§ **What is being asked**
Of the lines listed below, how many contain the string "adjusted"? Answer with the number alone.

=== Supplied records ===

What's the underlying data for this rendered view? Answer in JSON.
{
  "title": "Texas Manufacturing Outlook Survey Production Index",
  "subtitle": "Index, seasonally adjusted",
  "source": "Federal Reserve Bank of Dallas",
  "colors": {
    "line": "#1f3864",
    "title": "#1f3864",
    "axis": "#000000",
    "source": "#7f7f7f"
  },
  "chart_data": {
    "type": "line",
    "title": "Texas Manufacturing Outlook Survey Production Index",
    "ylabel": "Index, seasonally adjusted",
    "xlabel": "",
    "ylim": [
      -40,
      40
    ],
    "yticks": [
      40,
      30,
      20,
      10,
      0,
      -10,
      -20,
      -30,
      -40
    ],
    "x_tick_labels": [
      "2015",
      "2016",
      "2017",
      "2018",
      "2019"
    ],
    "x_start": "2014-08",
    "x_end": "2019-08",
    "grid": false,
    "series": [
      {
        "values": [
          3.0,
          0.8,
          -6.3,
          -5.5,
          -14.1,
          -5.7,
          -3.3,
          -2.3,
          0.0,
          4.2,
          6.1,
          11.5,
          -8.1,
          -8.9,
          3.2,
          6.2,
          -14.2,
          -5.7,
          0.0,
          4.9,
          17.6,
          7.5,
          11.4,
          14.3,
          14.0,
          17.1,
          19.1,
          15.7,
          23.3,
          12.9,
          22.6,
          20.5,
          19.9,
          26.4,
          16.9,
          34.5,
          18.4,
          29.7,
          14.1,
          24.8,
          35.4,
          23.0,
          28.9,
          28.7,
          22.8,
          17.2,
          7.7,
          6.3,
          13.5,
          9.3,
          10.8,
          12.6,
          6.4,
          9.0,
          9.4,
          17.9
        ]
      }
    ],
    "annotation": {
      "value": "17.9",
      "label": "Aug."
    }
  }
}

===

§ **Reply to the exercise**
2